» **Objective**: Copy each record exactly as it reads, leaving out any pictures it holds.

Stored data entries
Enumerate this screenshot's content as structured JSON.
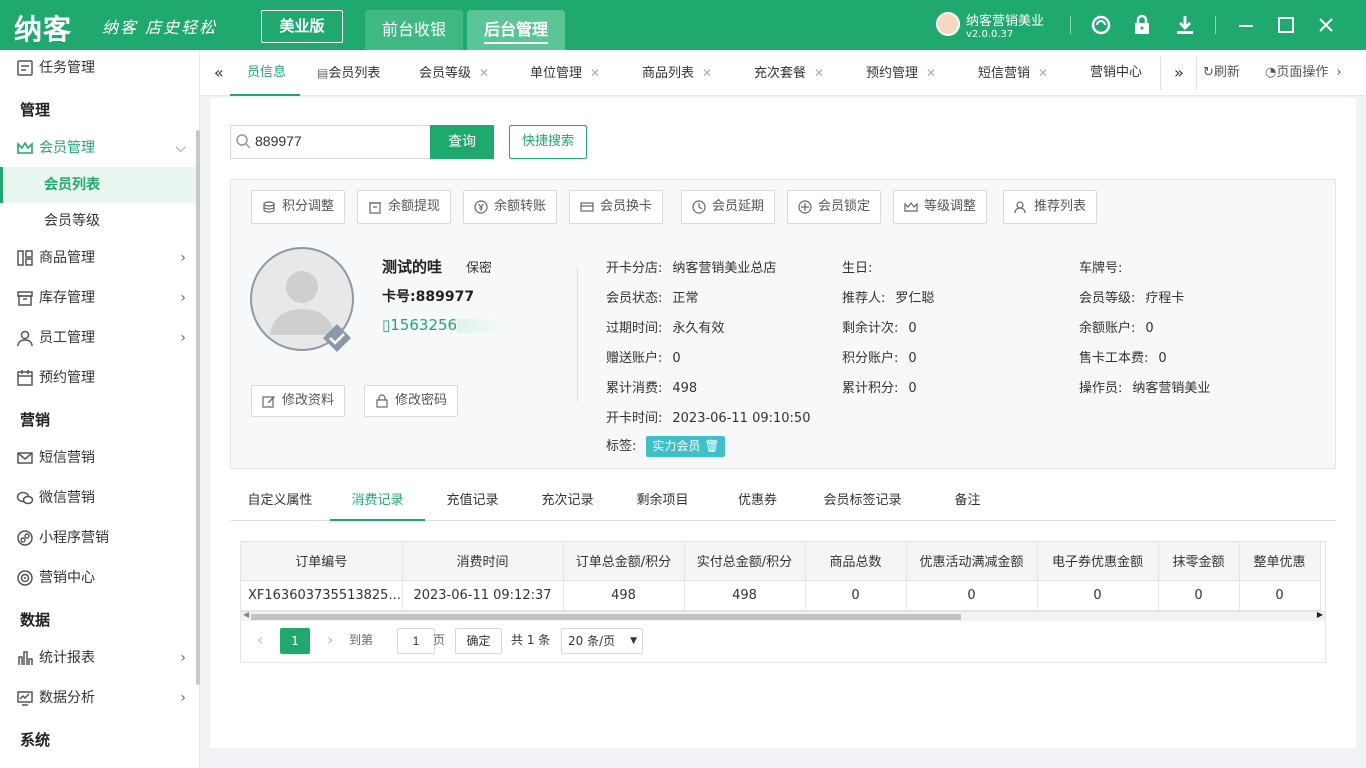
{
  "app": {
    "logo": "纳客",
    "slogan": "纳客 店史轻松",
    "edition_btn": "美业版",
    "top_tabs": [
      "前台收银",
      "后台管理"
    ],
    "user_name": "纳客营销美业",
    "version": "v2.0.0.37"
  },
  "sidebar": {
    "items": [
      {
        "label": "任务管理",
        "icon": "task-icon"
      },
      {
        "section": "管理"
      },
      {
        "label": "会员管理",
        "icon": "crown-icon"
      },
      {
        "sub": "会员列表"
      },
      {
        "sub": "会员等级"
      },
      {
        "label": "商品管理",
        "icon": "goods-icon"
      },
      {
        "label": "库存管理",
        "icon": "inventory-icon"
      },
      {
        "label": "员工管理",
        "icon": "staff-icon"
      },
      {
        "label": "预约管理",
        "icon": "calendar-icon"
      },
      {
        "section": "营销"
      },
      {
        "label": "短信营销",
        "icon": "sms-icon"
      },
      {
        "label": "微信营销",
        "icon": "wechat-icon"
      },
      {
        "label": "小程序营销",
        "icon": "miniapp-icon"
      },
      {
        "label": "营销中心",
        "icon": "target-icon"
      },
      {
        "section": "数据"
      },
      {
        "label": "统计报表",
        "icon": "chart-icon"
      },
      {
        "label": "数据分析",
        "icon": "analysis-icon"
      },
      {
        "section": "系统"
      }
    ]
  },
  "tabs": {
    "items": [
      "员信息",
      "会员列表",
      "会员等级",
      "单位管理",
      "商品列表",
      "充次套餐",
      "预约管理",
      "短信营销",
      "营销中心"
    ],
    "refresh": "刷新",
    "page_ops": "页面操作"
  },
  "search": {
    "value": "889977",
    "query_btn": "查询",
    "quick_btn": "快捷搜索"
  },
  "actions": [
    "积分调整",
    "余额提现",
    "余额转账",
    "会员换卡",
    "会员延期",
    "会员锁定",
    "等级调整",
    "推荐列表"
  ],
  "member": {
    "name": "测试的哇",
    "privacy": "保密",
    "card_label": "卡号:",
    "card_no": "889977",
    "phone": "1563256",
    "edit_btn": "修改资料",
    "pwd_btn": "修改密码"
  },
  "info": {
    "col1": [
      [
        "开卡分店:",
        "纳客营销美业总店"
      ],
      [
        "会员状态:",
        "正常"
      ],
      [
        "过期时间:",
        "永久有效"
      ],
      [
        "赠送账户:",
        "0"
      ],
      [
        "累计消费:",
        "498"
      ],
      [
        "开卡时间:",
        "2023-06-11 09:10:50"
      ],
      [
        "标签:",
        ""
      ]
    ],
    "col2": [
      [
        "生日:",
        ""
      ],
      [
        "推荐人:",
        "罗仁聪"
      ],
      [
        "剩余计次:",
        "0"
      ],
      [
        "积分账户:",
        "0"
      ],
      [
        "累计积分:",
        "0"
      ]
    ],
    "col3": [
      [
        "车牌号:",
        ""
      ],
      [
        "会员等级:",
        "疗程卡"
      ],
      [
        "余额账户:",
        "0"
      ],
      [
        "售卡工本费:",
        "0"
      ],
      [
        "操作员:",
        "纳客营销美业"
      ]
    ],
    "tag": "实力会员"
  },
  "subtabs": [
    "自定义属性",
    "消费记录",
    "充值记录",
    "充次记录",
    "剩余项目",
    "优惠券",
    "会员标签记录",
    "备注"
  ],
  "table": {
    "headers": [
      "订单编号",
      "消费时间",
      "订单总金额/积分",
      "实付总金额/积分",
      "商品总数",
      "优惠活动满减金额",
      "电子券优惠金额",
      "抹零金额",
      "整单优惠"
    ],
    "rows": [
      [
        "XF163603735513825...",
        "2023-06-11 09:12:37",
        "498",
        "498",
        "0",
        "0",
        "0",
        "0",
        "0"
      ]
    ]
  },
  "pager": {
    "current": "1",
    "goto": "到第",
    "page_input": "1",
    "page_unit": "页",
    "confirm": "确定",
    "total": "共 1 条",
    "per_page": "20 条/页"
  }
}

» **Full solution**:
Enumerate this screenshot's content as structured JSON.
{
  "app": {
    "logo": "纳客",
    "slogan": "纳客 店史轻松",
    "edition_btn": "美业版",
    "top_tabs": [
      "前台收银",
      "后台管理"
    ],
    "user_name": "纳客营销美业",
    "version": "v2.0.0.37"
  },
  "sidebar": {
    "items": [
      {
        "label": "任务管理",
        "icon": "task-icon"
      },
      {
        "section": "管理"
      },
      {
        "label": "会员管理",
        "icon": "crown-icon"
      },
      {
        "sub": "会员列表"
      },
      {
        "sub": "会员等级"
      },
      {
        "label": "商品管理",
        "icon": "goods-icon"
      },
      {
        "label": "库存管理",
        "icon": "inventory-icon"
      },
      {
        "label": "员工管理",
        "icon": "staff-icon"
      },
      {
        "label": "预约管理",
        "icon": "calendar-icon"
      },
      {
        "section": "营销"
      },
      {
        "label": "短信营销",
        "icon": "sms-icon"
      },
      {
        "label": "微信营销",
        "icon": "wechat-icon"
      },
      {
        "label": "小程序营销",
        "icon": "miniapp-icon"
      },
      {
        "label": "营销中心",
        "icon": "target-icon"
      },
      {
        "section": "数据"
      },
      {
        "label": "统计报表",
        "icon": "chart-icon"
      },
      {
        "label": "数据分析",
        "icon": "analysis-icon"
      },
      {
        "section": "系统"
      }
    ]
  },
  "tabs": {
    "items": [
      "员信息",
      "会员列表",
      "会员等级",
      "单位管理",
      "商品列表",
      "充次套餐",
      "预约管理",
      "短信营销",
      "营销中心"
    ],
    "refresh": "刷新",
    "page_ops": "页面操作"
  },
  "search": {
    "value": "889977",
    "query_btn": "查询",
    "quick_btn": "快捷搜索"
  },
  "actions": [
    "积分调整",
    "余额提现",
    "余额转账",
    "会员换卡",
    "会员延期",
    "会员锁定",
    "等级调整",
    "推荐列表"
  ],
  "member": {
    "name": "测试的哇",
    "privacy": "保密",
    "card_label": "卡号:",
    "card_no": "889977",
    "phone": "1563256",
    "edit_btn": "修改资料",
    "pwd_btn": "修改密码"
  },
  "info": {
    "col1": [
      [
        "开卡分店:",
        "纳客营销美业总店"
      ],
      [
        "会员状态:",
        "正常"
      ],
      [
        "过期时间:",
        "永久有效"
      ],
      [
        "赠送账户:",
        "0"
      ],
      [
        "累计消费:",
        "498"
      ],
      [
        "开卡时间:",
        "2023-06-11 09:10:50"
      ],
      [
        "标签:",
        ""
      ]
    ],
    "col2": [
      [
        "生日:",
        ""
      ],
      [
        "推荐人:",
        "罗仁聪"
      ],
      [
        "剩余计次:",
        "0"
      ],
      [
        "积分账户:",
        "0"
      ],
      [
        "累计积分:",
        "0"
      ]
    ],
    "col3": [
      [
        "车牌号:",
        ""
      ],
      [
        "会员等级:",
        "疗程卡"
      ],
      [
        "余额账户:",
        "0"
      ],
      [
        "售卡工本费:",
        "0"
      ],
      [
        "操作员:",
        "纳客营销美业"
      ]
    ],
    "tag": "实力会员"
  },
  "subtabs": [
    "自定义属性",
    "消费记录",
    "充值记录",
    "充次记录",
    "剩余项目",
    "优惠券",
    "会员标签记录",
    "备注"
  ],
  "table": {
    "headers": [
      "订单编号",
      "消费时间",
      "订单总金额/积分",
      "实付总金额/积分",
      "商品总数",
      "优惠活动满减金额",
      "电子券优惠金额",
      "抹零金额",
      "整单优惠"
    ],
    "rows": [
      [
        "XF163603735513825...",
        "2023-06-11 09:12:37",
        "498",
        "498",
        "0",
        "0",
        "0",
        "0",
        "0"
      ]
    ]
  },
  "pager": {
    "current": "1",
    "goto": "到第",
    "page_input": "1",
    "page_unit": "页",
    "confirm": "确定",
    "total": "共 1 条",
    "per_page": "20 条/页"
  }
}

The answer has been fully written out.